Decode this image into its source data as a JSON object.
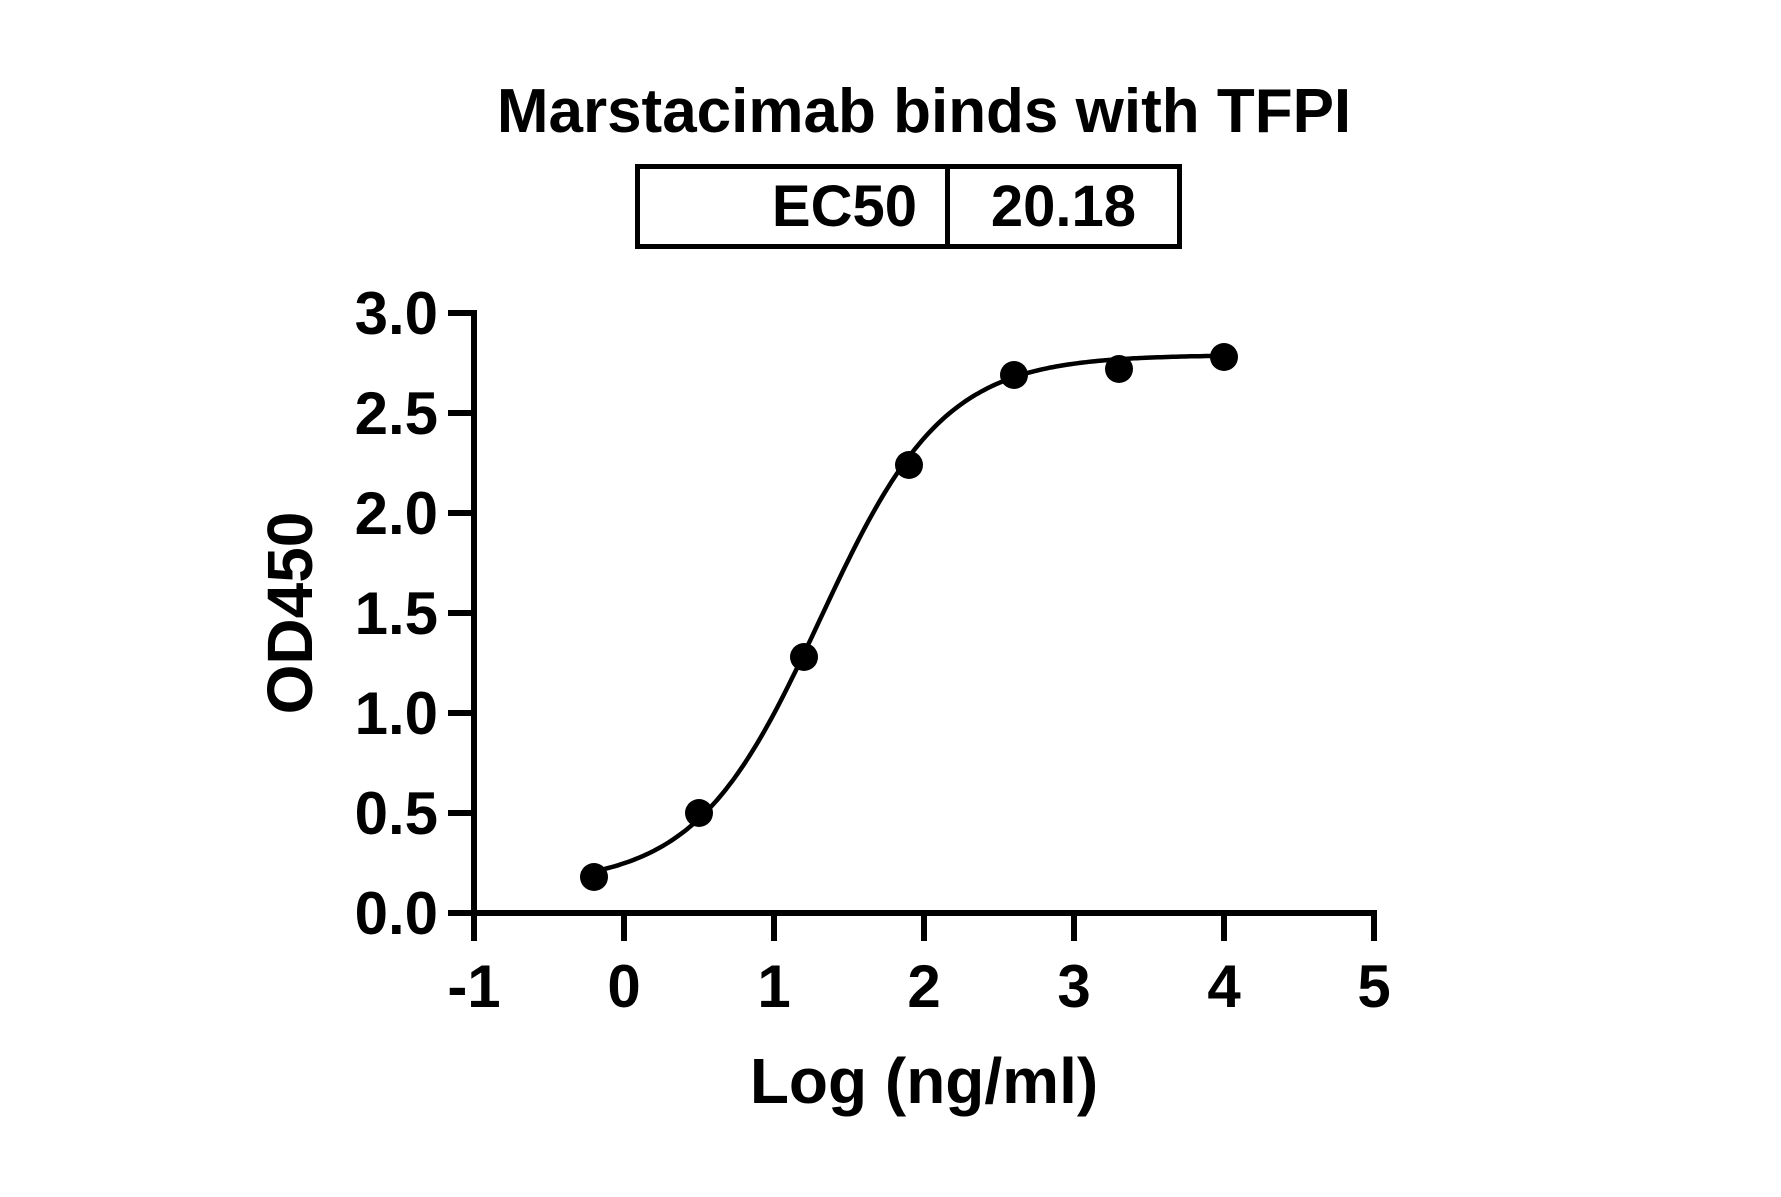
{
  "figure": {
    "background_color": "#ffffff",
    "ink_color": "#000000"
  },
  "ec50_table": {
    "label": "EC50",
    "value": "20.18"
  },
  "chart_data": {
    "type": "scatter",
    "title": "Marstacimab binds with TFPI",
    "xlabel": "Log (ng/ml)",
    "ylabel": "OD450",
    "xlim": [
      -1,
      5
    ],
    "ylim": [
      0,
      3
    ],
    "x_ticks": [
      -1,
      0,
      1,
      2,
      3,
      4,
      5
    ],
    "x_tick_labels": [
      "-1",
      "0",
      "1",
      "2",
      "3",
      "4",
      "5"
    ],
    "y_ticks": [
      0,
      0.5,
      1,
      1.5,
      2,
      2.5,
      3
    ],
    "y_tick_labels": [
      "0.0",
      "0.5",
      "1.0",
      "1.5",
      "2.0",
      "2.5",
      "3.0"
    ],
    "grid": false,
    "legend": "none",
    "marker_color": "#000000",
    "curve_color": "#000000",
    "points": [
      {
        "x": -0.2,
        "y": 0.18
      },
      {
        "x": 0.5,
        "y": 0.5
      },
      {
        "x": 1.2,
        "y": 1.28
      },
      {
        "x": 1.9,
        "y": 2.24
      },
      {
        "x": 2.6,
        "y": 2.69
      },
      {
        "x": 3.3,
        "y": 2.72
      },
      {
        "x": 4.0,
        "y": 2.78
      }
    ],
    "fit_curve": {
      "model": "4PL sigmoid",
      "bottom": 0.14,
      "top": 2.79,
      "log_ec50": 1.305,
      "hill_slope": 1.05,
      "x_start": -0.2,
      "x_end": 4.0
    },
    "ec50_value": "20.18"
  }
}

━━━━━━

### [WHAT IS ASKED]
Output every entry verbatim. Pictures do not belong in the copy.

### [EXERCISE SOLUTION]
Decode this image into its source data as a JSON object.
{
  "figure": {
    "background_color": "#ffffff",
    "ink_color": "#000000"
  },
  "ec50_table": {
    "label": "EC50",
    "value": "20.18"
  },
  "chart_data": {
    "type": "scatter",
    "title": "Marstacimab binds with TFPI",
    "xlabel": "Log (ng/ml)",
    "ylabel": "OD450",
    "xlim": [
      -1,
      5
    ],
    "ylim": [
      0,
      3
    ],
    "x_ticks": [
      -1,
      0,
      1,
      2,
      3,
      4,
      5
    ],
    "x_tick_labels": [
      "-1",
      "0",
      "1",
      "2",
      "3",
      "4",
      "5"
    ],
    "y_ticks": [
      0,
      0.5,
      1,
      1.5,
      2,
      2.5,
      3
    ],
    "y_tick_labels": [
      "0.0",
      "0.5",
      "1.0",
      "1.5",
      "2.0",
      "2.5",
      "3.0"
    ],
    "grid": false,
    "legend": "none",
    "marker_color": "#000000",
    "curve_color": "#000000",
    "points": [
      {
        "x": -0.2,
        "y": 0.18
      },
      {
        "x": 0.5,
        "y": 0.5
      },
      {
        "x": 1.2,
        "y": 1.28
      },
      {
        "x": 1.9,
        "y": 2.24
      },
      {
        "x": 2.6,
        "y": 2.69
      },
      {
        "x": 3.3,
        "y": 2.72
      },
      {
        "x": 4.0,
        "y": 2.78
      }
    ],
    "fit_curve": {
      "model": "4PL sigmoid",
      "bottom": 0.14,
      "top": 2.79,
      "log_ec50": 1.305,
      "hill_slope": 1.05,
      "x_start": -0.2,
      "x_end": 4.0
    },
    "ec50_value": "20.18"
  }
}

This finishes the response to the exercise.